PROBLEM TO SOLVE: Output all of the entries exactly as written.

RECORDS PROVIDED:
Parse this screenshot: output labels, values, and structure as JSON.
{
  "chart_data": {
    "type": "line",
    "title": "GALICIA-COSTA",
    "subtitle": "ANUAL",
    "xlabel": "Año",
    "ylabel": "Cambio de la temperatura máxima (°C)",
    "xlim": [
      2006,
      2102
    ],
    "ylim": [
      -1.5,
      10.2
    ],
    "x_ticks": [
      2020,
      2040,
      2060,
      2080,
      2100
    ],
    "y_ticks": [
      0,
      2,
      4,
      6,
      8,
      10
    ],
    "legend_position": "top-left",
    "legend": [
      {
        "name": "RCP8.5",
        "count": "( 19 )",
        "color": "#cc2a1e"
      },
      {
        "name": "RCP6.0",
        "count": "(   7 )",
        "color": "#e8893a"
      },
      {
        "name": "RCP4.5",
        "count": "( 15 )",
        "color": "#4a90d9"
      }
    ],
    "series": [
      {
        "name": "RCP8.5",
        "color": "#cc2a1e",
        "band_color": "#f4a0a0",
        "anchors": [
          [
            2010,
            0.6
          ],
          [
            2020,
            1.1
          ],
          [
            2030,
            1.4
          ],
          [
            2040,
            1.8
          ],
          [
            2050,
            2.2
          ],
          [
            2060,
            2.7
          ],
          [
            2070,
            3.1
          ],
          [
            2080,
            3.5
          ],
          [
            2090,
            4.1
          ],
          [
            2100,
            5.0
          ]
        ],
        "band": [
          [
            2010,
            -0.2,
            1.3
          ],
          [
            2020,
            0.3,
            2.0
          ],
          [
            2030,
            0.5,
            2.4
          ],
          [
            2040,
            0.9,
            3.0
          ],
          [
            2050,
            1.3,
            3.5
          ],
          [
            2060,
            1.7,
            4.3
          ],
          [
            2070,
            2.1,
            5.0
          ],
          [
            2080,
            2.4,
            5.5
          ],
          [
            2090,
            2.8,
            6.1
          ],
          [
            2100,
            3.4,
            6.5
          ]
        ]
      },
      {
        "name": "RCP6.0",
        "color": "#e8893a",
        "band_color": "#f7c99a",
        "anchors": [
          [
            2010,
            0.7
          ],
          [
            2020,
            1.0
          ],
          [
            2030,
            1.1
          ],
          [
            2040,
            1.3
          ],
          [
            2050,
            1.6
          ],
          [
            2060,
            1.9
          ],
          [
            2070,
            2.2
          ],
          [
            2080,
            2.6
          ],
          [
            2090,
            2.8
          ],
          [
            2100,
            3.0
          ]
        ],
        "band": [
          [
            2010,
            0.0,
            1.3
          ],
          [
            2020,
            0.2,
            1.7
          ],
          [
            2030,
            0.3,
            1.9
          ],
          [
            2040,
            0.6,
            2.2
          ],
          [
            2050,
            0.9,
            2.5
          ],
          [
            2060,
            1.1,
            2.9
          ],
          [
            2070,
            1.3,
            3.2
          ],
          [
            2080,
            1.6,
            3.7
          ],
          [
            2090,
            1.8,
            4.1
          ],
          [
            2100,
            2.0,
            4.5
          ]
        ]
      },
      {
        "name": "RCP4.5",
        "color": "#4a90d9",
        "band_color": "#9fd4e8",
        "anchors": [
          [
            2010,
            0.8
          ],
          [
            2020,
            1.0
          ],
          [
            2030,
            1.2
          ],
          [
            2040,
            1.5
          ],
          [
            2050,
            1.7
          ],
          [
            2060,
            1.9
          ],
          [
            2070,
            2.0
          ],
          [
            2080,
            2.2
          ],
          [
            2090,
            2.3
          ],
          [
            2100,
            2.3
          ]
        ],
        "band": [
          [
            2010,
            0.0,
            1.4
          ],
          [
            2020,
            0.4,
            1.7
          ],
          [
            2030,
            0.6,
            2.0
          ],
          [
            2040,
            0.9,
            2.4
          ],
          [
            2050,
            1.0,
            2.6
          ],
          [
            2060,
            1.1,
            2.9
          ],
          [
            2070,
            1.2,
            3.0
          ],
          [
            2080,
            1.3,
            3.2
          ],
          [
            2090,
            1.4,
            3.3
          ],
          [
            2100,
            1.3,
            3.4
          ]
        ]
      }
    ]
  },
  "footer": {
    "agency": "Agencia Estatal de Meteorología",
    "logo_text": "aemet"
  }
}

TASK RESULT:
Parse this screenshot: output labels, values, and structure as JSON.
{
  "chart_data": {
    "type": "line",
    "title": "GALICIA-COSTA",
    "subtitle": "ANUAL",
    "xlabel": "Año",
    "ylabel": "Cambio de la temperatura máxima (°C)",
    "xlim": [
      2006,
      2102
    ],
    "ylim": [
      -1.5,
      10.2
    ],
    "x_ticks": [
      2020,
      2040,
      2060,
      2080,
      2100
    ],
    "y_ticks": [
      0,
      2,
      4,
      6,
      8,
      10
    ],
    "legend_position": "top-left",
    "legend": [
      {
        "name": "RCP8.5",
        "count": "( 19 )",
        "color": "#cc2a1e"
      },
      {
        "name": "RCP6.0",
        "count": "(   7 )",
        "color": "#e8893a"
      },
      {
        "name": "RCP4.5",
        "count": "( 15 )",
        "color": "#4a90d9"
      }
    ],
    "series": [
      {
        "name": "RCP8.5",
        "color": "#cc2a1e",
        "band_color": "#f4a0a0",
        "anchors": [
          [
            2010,
            0.6
          ],
          [
            2020,
            1.1
          ],
          [
            2030,
            1.4
          ],
          [
            2040,
            1.8
          ],
          [
            2050,
            2.2
          ],
          [
            2060,
            2.7
          ],
          [
            2070,
            3.1
          ],
          [
            2080,
            3.5
          ],
          [
            2090,
            4.1
          ],
          [
            2100,
            5.0
          ]
        ],
        "band": [
          [
            2010,
            -0.2,
            1.3
          ],
          [
            2020,
            0.3,
            2.0
          ],
          [
            2030,
            0.5,
            2.4
          ],
          [
            2040,
            0.9,
            3.0
          ],
          [
            2050,
            1.3,
            3.5
          ],
          [
            2060,
            1.7,
            4.3
          ],
          [
            2070,
            2.1,
            5.0
          ],
          [
            2080,
            2.4,
            5.5
          ],
          [
            2090,
            2.8,
            6.1
          ],
          [
            2100,
            3.4,
            6.5
          ]
        ]
      },
      {
        "name": "RCP6.0",
        "color": "#e8893a",
        "band_color": "#f7c99a",
        "anchors": [
          [
            2010,
            0.7
          ],
          [
            2020,
            1.0
          ],
          [
            2030,
            1.1
          ],
          [
            2040,
            1.3
          ],
          [
            2050,
            1.6
          ],
          [
            2060,
            1.9
          ],
          [
            2070,
            2.2
          ],
          [
            2080,
            2.6
          ],
          [
            2090,
            2.8
          ],
          [
            2100,
            3.0
          ]
        ],
        "band": [
          [
            2010,
            0.0,
            1.3
          ],
          [
            2020,
            0.2,
            1.7
          ],
          [
            2030,
            0.3,
            1.9
          ],
          [
            2040,
            0.6,
            2.2
          ],
          [
            2050,
            0.9,
            2.5
          ],
          [
            2060,
            1.1,
            2.9
          ],
          [
            2070,
            1.3,
            3.2
          ],
          [
            2080,
            1.6,
            3.7
          ],
          [
            2090,
            1.8,
            4.1
          ],
          [
            2100,
            2.0,
            4.5
          ]
        ]
      },
      {
        "name": "RCP4.5",
        "color": "#4a90d9",
        "band_color": "#9fd4e8",
        "anchors": [
          [
            2010,
            0.8
          ],
          [
            2020,
            1.0
          ],
          [
            2030,
            1.2
          ],
          [
            2040,
            1.5
          ],
          [
            2050,
            1.7
          ],
          [
            2060,
            1.9
          ],
          [
            2070,
            2.0
          ],
          [
            2080,
            2.2
          ],
          [
            2090,
            2.3
          ],
          [
            2100,
            2.3
          ]
        ],
        "band": [
          [
            2010,
            0.0,
            1.4
          ],
          [
            2020,
            0.4,
            1.7
          ],
          [
            2030,
            0.6,
            2.0
          ],
          [
            2040,
            0.9,
            2.4
          ],
          [
            2050,
            1.0,
            2.6
          ],
          [
            2060,
            1.1,
            2.9
          ],
          [
            2070,
            1.2,
            3.0
          ],
          [
            2080,
            1.3,
            3.2
          ],
          [
            2090,
            1.4,
            3.3
          ],
          [
            2100,
            1.3,
            3.4
          ]
        ]
      }
    ]
  },
  "footer": {
    "agency": "Agencia Estatal de Meteorología",
    "logo_text": "aemet"
  }
}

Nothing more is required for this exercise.